* _Data entries_:
============

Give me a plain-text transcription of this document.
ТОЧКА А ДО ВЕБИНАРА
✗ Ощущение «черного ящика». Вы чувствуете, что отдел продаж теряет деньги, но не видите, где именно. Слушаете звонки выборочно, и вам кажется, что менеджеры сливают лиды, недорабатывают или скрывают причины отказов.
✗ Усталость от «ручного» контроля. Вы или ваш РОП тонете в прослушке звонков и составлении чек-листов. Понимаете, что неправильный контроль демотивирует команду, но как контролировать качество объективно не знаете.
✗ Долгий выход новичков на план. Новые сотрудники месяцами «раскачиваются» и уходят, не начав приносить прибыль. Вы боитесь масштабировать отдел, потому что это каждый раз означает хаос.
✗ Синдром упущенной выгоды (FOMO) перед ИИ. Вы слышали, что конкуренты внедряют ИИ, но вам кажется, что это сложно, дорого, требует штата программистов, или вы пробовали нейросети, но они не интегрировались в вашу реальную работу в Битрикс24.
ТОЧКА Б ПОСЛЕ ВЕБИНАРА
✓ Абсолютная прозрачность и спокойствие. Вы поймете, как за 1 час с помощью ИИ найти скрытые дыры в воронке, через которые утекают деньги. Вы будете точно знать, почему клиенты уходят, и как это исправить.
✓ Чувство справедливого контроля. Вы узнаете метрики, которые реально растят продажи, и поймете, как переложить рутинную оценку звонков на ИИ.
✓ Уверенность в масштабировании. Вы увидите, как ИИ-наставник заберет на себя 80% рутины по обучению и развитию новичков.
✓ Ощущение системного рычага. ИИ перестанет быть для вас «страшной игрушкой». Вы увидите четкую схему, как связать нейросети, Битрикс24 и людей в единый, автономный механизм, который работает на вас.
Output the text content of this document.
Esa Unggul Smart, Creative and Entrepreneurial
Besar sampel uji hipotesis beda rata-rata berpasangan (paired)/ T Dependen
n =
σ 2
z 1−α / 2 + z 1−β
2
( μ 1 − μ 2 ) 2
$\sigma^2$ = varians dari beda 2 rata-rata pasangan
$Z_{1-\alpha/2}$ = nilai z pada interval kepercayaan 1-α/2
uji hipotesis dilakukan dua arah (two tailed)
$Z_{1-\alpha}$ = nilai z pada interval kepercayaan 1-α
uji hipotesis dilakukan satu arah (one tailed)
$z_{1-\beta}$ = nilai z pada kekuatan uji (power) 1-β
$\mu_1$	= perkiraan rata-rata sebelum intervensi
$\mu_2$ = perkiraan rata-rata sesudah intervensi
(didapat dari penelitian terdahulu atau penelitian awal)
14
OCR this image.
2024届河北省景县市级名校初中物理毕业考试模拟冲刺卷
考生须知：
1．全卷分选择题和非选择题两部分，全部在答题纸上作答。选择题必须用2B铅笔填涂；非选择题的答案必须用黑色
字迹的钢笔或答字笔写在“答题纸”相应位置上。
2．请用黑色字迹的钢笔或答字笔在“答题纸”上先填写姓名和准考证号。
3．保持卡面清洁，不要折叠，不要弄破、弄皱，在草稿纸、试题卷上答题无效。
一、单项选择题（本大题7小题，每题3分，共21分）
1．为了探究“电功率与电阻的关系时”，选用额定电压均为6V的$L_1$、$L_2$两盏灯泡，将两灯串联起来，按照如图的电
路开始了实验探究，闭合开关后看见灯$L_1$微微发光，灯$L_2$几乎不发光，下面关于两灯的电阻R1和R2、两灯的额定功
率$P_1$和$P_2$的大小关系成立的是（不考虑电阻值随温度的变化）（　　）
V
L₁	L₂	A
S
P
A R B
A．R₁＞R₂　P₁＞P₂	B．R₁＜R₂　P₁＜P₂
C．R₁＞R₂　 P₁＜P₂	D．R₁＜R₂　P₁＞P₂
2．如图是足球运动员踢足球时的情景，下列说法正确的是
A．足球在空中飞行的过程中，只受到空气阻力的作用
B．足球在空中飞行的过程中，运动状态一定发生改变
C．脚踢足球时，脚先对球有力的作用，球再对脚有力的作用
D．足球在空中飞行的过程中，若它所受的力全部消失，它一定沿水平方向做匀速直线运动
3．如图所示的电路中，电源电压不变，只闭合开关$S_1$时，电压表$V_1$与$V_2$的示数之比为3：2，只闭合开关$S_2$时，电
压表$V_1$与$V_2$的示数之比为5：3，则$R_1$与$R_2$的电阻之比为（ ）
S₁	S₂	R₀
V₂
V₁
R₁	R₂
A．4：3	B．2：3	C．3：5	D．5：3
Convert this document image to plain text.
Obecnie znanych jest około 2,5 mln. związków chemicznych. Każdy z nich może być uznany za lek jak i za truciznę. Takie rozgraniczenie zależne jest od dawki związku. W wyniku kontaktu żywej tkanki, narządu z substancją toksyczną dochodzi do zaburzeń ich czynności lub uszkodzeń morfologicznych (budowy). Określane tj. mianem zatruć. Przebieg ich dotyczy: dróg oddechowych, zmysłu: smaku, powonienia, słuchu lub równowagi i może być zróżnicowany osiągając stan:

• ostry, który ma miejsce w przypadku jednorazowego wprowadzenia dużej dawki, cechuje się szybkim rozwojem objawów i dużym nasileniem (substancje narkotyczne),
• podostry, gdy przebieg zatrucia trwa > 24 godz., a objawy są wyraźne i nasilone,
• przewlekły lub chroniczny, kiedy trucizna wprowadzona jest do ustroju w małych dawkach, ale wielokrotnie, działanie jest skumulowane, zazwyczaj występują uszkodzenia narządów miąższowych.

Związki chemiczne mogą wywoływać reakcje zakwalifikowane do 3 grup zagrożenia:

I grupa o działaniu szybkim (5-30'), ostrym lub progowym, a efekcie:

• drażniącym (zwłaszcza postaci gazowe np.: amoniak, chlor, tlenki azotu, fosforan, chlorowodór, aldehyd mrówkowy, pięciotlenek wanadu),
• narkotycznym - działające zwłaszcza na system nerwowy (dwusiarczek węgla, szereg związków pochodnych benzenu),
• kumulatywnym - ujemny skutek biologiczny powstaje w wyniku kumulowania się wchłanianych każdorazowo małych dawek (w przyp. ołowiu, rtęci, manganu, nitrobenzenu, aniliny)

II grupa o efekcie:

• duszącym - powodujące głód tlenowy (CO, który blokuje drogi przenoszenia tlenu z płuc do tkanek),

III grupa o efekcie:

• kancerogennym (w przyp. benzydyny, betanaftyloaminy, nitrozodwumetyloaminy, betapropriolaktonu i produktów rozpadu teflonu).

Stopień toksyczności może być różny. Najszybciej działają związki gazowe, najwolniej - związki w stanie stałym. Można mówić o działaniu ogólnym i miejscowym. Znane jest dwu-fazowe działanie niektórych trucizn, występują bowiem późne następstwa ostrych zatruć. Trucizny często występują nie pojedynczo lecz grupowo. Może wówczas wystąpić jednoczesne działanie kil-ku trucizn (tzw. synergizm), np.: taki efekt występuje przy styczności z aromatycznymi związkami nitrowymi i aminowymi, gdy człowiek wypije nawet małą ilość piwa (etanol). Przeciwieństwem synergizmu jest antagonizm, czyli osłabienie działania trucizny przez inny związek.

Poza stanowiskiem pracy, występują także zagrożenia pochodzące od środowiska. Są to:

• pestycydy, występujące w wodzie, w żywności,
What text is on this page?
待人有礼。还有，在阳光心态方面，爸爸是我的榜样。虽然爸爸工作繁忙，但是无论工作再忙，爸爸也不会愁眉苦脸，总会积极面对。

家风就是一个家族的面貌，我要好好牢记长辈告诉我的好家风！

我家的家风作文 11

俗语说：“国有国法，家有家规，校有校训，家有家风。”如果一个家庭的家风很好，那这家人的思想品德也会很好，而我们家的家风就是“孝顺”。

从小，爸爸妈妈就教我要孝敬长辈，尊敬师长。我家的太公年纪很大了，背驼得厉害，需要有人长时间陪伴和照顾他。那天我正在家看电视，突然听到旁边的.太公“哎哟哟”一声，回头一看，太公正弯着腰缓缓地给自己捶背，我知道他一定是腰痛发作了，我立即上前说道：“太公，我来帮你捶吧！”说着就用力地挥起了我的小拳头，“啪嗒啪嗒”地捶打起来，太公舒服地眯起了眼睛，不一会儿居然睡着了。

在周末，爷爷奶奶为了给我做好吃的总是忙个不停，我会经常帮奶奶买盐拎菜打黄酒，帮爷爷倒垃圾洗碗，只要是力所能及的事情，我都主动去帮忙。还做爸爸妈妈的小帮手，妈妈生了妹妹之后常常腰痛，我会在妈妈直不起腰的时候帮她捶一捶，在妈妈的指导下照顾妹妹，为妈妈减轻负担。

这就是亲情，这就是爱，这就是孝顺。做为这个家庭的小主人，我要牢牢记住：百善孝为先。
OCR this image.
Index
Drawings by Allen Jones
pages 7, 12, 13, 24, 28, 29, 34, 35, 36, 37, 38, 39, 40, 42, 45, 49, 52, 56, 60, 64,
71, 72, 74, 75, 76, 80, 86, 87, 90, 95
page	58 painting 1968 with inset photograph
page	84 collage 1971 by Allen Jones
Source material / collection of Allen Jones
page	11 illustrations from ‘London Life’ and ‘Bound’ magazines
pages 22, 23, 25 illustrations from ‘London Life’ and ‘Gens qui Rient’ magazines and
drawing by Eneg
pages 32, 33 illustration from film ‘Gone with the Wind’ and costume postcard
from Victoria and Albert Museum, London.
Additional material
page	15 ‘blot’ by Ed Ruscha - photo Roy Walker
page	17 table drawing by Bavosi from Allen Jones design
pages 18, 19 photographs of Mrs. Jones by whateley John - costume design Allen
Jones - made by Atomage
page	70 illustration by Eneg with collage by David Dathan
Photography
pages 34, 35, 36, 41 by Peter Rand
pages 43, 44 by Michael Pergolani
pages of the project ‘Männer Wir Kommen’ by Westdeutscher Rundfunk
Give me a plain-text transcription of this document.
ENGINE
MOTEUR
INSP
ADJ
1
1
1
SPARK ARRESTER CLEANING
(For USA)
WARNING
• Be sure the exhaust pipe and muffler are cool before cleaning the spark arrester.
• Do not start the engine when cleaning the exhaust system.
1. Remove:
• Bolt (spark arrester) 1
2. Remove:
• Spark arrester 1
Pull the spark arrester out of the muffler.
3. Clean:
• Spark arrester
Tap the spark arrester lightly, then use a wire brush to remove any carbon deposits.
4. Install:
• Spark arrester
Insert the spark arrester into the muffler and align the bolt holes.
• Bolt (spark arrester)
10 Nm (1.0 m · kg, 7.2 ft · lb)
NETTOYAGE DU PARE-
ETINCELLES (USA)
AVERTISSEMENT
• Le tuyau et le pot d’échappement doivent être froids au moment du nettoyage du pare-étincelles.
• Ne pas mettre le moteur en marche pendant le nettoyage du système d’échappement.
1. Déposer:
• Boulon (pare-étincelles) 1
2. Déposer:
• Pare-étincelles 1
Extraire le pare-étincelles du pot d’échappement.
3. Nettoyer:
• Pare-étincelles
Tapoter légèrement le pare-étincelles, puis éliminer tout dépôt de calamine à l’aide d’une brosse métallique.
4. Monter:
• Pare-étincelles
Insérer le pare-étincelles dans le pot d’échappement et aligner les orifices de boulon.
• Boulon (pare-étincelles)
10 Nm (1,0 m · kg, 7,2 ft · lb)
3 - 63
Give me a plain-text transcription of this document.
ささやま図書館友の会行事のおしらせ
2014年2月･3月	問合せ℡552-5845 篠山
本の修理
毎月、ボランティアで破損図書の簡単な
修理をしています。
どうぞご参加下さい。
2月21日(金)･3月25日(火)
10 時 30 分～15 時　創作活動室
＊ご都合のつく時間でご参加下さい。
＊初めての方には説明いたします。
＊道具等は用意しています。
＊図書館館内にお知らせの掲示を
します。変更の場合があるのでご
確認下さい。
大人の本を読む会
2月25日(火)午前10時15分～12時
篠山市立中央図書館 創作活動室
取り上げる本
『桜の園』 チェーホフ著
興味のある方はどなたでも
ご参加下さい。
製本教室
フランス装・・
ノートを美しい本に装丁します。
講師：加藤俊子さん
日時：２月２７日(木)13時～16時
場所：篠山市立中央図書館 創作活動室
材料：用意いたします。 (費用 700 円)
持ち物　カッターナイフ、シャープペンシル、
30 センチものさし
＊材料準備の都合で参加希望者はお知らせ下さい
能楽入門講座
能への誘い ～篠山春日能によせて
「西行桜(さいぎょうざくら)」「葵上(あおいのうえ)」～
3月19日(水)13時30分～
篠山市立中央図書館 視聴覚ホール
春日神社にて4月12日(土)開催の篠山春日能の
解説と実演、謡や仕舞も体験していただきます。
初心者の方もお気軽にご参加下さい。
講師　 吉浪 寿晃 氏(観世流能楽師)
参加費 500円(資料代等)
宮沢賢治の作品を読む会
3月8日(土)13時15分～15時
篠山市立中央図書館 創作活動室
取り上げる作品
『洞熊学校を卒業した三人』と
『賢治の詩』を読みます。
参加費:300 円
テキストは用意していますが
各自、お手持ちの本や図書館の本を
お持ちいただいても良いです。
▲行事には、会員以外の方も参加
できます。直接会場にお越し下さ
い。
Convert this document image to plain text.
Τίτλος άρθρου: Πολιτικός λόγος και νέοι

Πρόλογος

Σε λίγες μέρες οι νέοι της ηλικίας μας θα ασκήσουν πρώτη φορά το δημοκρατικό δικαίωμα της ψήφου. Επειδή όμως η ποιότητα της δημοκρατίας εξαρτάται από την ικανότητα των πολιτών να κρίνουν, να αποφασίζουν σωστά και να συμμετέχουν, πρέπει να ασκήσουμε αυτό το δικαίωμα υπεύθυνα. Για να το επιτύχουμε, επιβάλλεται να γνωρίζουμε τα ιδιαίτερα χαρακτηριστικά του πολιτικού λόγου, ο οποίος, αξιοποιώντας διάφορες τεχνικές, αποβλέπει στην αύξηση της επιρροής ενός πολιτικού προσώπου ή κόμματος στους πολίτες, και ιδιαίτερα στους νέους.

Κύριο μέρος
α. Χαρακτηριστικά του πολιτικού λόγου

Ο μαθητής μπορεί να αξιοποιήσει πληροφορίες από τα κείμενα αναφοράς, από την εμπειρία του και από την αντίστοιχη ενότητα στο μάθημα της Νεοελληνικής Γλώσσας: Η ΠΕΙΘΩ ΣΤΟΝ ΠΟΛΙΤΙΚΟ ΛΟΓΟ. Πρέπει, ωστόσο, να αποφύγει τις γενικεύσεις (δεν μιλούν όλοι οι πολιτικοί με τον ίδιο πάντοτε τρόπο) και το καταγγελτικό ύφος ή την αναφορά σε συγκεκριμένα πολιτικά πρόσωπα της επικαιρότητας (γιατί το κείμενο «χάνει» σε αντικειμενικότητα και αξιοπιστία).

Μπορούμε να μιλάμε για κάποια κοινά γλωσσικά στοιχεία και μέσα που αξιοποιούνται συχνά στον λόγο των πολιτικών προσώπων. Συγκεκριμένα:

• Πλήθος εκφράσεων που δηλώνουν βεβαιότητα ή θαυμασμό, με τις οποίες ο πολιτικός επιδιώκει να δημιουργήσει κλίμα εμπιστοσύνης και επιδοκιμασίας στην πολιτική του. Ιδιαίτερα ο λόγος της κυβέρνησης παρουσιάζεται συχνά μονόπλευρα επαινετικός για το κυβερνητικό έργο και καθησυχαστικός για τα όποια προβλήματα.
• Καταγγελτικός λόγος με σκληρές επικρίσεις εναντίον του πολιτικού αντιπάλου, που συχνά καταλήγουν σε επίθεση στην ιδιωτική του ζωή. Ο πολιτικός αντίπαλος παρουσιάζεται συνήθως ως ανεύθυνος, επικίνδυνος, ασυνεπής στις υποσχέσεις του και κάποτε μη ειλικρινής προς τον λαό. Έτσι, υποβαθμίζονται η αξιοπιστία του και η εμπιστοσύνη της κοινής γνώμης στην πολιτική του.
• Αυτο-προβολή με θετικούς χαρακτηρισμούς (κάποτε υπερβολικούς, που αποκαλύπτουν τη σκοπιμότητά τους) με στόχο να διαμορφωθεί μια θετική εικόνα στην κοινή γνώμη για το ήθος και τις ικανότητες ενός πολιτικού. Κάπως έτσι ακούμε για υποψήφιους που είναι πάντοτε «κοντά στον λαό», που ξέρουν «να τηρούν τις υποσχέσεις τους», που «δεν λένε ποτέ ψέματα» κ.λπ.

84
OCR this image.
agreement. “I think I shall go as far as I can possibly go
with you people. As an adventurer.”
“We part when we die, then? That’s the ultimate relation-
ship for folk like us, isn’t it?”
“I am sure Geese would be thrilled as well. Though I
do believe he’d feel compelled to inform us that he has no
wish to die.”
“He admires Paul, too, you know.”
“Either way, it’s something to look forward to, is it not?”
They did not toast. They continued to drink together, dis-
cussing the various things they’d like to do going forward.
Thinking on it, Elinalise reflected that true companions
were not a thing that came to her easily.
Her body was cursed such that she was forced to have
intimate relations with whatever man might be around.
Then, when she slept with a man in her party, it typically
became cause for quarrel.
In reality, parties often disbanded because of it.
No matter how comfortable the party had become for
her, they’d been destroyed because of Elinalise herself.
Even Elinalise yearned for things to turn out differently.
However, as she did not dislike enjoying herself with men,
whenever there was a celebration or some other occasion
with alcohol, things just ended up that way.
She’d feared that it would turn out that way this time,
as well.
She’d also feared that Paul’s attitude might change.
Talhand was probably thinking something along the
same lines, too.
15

============

* _Exercise requirements_: Search the data above for the word "кажется", then gather each line in which it appears.

* _Response to this task_:
✗ Ощущение «черного ящика». Вы чувствуете, что отдел продаж теряет деньги, но не видите, где именно. Слушаете звонки выборочно, и вам кажется, что менеджеры сливают лиды, недорабатывают или скрывают причины отказов.
✗ Синдром упущенной выгоды (FOMO) перед ИИ. Вы слышали, что конкуренты внедряют ИИ, но вам кажется, что это сложно, дорого, требует штата программистов, или вы пробовали нейросети, но они не интегрировались в вашу реальную работу в Битрикс24.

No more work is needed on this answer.